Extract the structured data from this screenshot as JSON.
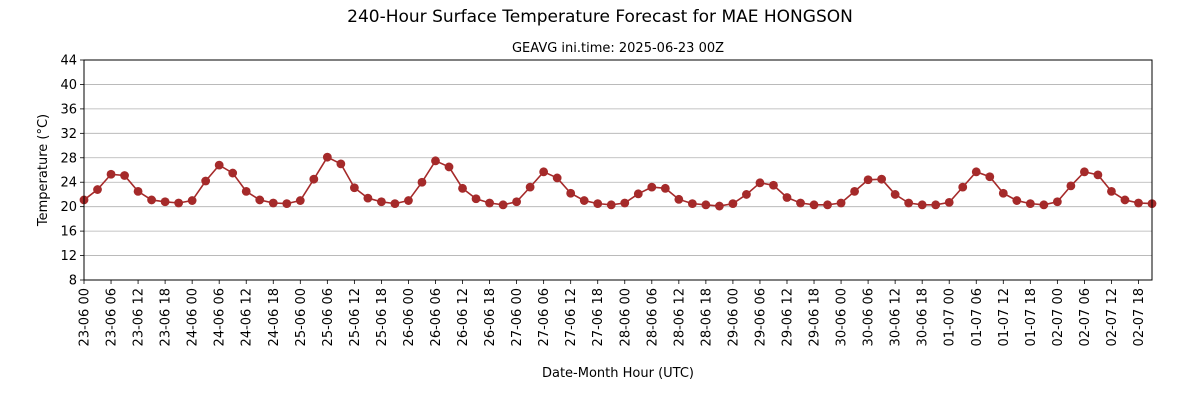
{
  "chart_data": {
    "type": "line",
    "title": "240-Hour Surface Temperature Forecast for MAE HONGSON",
    "subtitle": "GEAVG ini.time: 2025-06-23 00Z",
    "xlabel": "Date-Month Hour (UTC)",
    "ylabel": "Temperature (°C)",
    "ylim": [
      8,
      44
    ],
    "yticks": [
      8,
      12,
      16,
      20,
      24,
      28,
      32,
      36,
      40,
      44
    ],
    "grid": "horizontal",
    "line_color": "#a52a2a",
    "categories": [
      "23-06 00",
      "23-06 03",
      "23-06 06",
      "23-06 09",
      "23-06 12",
      "23-06 15",
      "23-06 18",
      "23-06 21",
      "24-06 00",
      "24-06 03",
      "24-06 06",
      "24-06 09",
      "24-06 12",
      "24-06 15",
      "24-06 18",
      "24-06 21",
      "25-06 00",
      "25-06 03",
      "25-06 06",
      "25-06 09",
      "25-06 12",
      "25-06 15",
      "25-06 18",
      "25-06 21",
      "26-06 00",
      "26-06 03",
      "26-06 06",
      "26-06 09",
      "26-06 12",
      "26-06 15",
      "26-06 18",
      "26-06 21",
      "27-06 00",
      "27-06 03",
      "27-06 06",
      "27-06 09",
      "27-06 12",
      "27-06 15",
      "27-06 18",
      "27-06 21",
      "28-06 00",
      "28-06 03",
      "28-06 06",
      "28-06 09",
      "28-06 12",
      "28-06 15",
      "28-06 18",
      "28-06 21",
      "29-06 00",
      "29-06 03",
      "29-06 06",
      "29-06 09",
      "29-06 12",
      "29-06 15",
      "29-06 18",
      "29-06 21",
      "30-06 00",
      "30-06 03",
      "30-06 06",
      "30-06 09",
      "30-06 12",
      "30-06 15",
      "30-06 18",
      "30-06 21",
      "01-07 00",
      "01-07 03",
      "01-07 06",
      "01-07 09",
      "01-07 12",
      "01-07 15",
      "01-07 18",
      "01-07 21",
      "02-07 00",
      "02-07 03",
      "02-07 06",
      "02-07 09",
      "02-07 12",
      "02-07 15",
      "02-07 18",
      "02-07 21"
    ],
    "xtick_labels": [
      "23-06 00",
      "23-06 06",
      "23-06 12",
      "23-06 18",
      "24-06 00",
      "24-06 06",
      "24-06 12",
      "24-06 18",
      "25-06 00",
      "25-06 06",
      "25-06 12",
      "25-06 18",
      "26-06 00",
      "26-06 06",
      "26-06 12",
      "26-06 18",
      "27-06 00",
      "27-06 06",
      "27-06 12",
      "27-06 18",
      "28-06 00",
      "28-06 06",
      "28-06 12",
      "28-06 18",
      "29-06 00",
      "29-06 06",
      "29-06 12",
      "29-06 18",
      "30-06 00",
      "30-06 06",
      "30-06 12",
      "30-06 18",
      "01-07 00",
      "01-07 06",
      "01-07 12",
      "01-07 18",
      "02-07 00",
      "02-07 06",
      "02-07 12",
      "02-07 18"
    ],
    "series": [
      {
        "values": [
          21.1,
          22.8,
          25.3,
          25.1,
          22.5,
          21.1,
          20.8,
          20.6,
          21.0,
          24.2,
          26.8,
          25.5,
          22.5,
          21.1,
          20.6,
          20.5,
          21.0,
          24.5,
          28.1,
          27.0,
          23.1,
          21.4,
          20.8,
          20.5,
          21.0,
          24.0,
          27.5,
          26.5,
          23.0,
          21.3,
          20.6,
          20.3,
          20.8,
          23.2,
          25.7,
          24.7,
          22.2,
          21.0,
          20.5,
          20.3,
          20.6,
          22.1,
          23.2,
          23.0,
          21.2,
          20.5,
          20.3,
          20.1,
          20.5,
          22.0,
          23.9,
          23.5,
          21.5,
          20.6,
          20.3,
          20.3,
          20.6,
          22.5,
          24.4,
          24.5,
          22.0,
          20.6,
          20.3,
          20.3,
          20.7,
          23.2,
          25.7,
          24.9,
          22.2,
          21.0,
          20.5,
          20.3,
          20.8,
          23.4,
          25.7,
          25.2,
          22.5,
          21.1,
          20.6,
          20.5
        ]
      }
    ]
  }
}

====================

_Work instructions_
Your task is to retype all the entries exactly and leave out any pictures.

_Result of the exercise_
Extract the structured data from this screenshot as JSON.
{
  "chart_data": {
    "type": "line",
    "title": "240-Hour Surface Temperature Forecast for MAE HONGSON",
    "subtitle": "GEAVG ini.time: 2025-06-23 00Z",
    "xlabel": "Date-Month Hour (UTC)",
    "ylabel": "Temperature (°C)",
    "ylim": [
      8,
      44
    ],
    "yticks": [
      8,
      12,
      16,
      20,
      24,
      28,
      32,
      36,
      40,
      44
    ],
    "grid": "horizontal",
    "line_color": "#a52a2a",
    "categories": [
      "23-06 00",
      "23-06 03",
      "23-06 06",
      "23-06 09",
      "23-06 12",
      "23-06 15",
      "23-06 18",
      "23-06 21",
      "24-06 00",
      "24-06 03",
      "24-06 06",
      "24-06 09",
      "24-06 12",
      "24-06 15",
      "24-06 18",
      "24-06 21",
      "25-06 00",
      "25-06 03",
      "25-06 06",
      "25-06 09",
      "25-06 12",
      "25-06 15",
      "25-06 18",
      "25-06 21",
      "26-06 00",
      "26-06 03",
      "26-06 06",
      "26-06 09",
      "26-06 12",
      "26-06 15",
      "26-06 18",
      "26-06 21",
      "27-06 00",
      "27-06 03",
      "27-06 06",
      "27-06 09",
      "27-06 12",
      "27-06 15",
      "27-06 18",
      "27-06 21",
      "28-06 00",
      "28-06 03",
      "28-06 06",
      "28-06 09",
      "28-06 12",
      "28-06 15",
      "28-06 18",
      "28-06 21",
      "29-06 00",
      "29-06 03",
      "29-06 06",
      "29-06 09",
      "29-06 12",
      "29-06 15",
      "29-06 18",
      "29-06 21",
      "30-06 00",
      "30-06 03",
      "30-06 06",
      "30-06 09",
      "30-06 12",
      "30-06 15",
      "30-06 18",
      "30-06 21",
      "01-07 00",
      "01-07 03",
      "01-07 06",
      "01-07 09",
      "01-07 12",
      "01-07 15",
      "01-07 18",
      "01-07 21",
      "02-07 00",
      "02-07 03",
      "02-07 06",
      "02-07 09",
      "02-07 12",
      "02-07 15",
      "02-07 18",
      "02-07 21"
    ],
    "xtick_labels": [
      "23-06 00",
      "23-06 06",
      "23-06 12",
      "23-06 18",
      "24-06 00",
      "24-06 06",
      "24-06 12",
      "24-06 18",
      "25-06 00",
      "25-06 06",
      "25-06 12",
      "25-06 18",
      "26-06 00",
      "26-06 06",
      "26-06 12",
      "26-06 18",
      "27-06 00",
      "27-06 06",
      "27-06 12",
      "27-06 18",
      "28-06 00",
      "28-06 06",
      "28-06 12",
      "28-06 18",
      "29-06 00",
      "29-06 06",
      "29-06 12",
      "29-06 18",
      "30-06 00",
      "30-06 06",
      "30-06 12",
      "30-06 18",
      "01-07 00",
      "01-07 06",
      "01-07 12",
      "01-07 18",
      "02-07 00",
      "02-07 06",
      "02-07 12",
      "02-07 18"
    ],
    "series": [
      {
        "values": [
          21.1,
          22.8,
          25.3,
          25.1,
          22.5,
          21.1,
          20.8,
          20.6,
          21.0,
          24.2,
          26.8,
          25.5,
          22.5,
          21.1,
          20.6,
          20.5,
          21.0,
          24.5,
          28.1,
          27.0,
          23.1,
          21.4,
          20.8,
          20.5,
          21.0,
          24.0,
          27.5,
          26.5,
          23.0,
          21.3,
          20.6,
          20.3,
          20.8,
          23.2,
          25.7,
          24.7,
          22.2,
          21.0,
          20.5,
          20.3,
          20.6,
          22.1,
          23.2,
          23.0,
          21.2,
          20.5,
          20.3,
          20.1,
          20.5,
          22.0,
          23.9,
          23.5,
          21.5,
          20.6,
          20.3,
          20.3,
          20.6,
          22.5,
          24.4,
          24.5,
          22.0,
          20.6,
          20.3,
          20.3,
          20.7,
          23.2,
          25.7,
          24.9,
          22.2,
          21.0,
          20.5,
          20.3,
          20.8,
          23.4,
          25.7,
          25.2,
          22.5,
          21.1,
          20.6,
          20.5
        ]
      }
    ]
  }
}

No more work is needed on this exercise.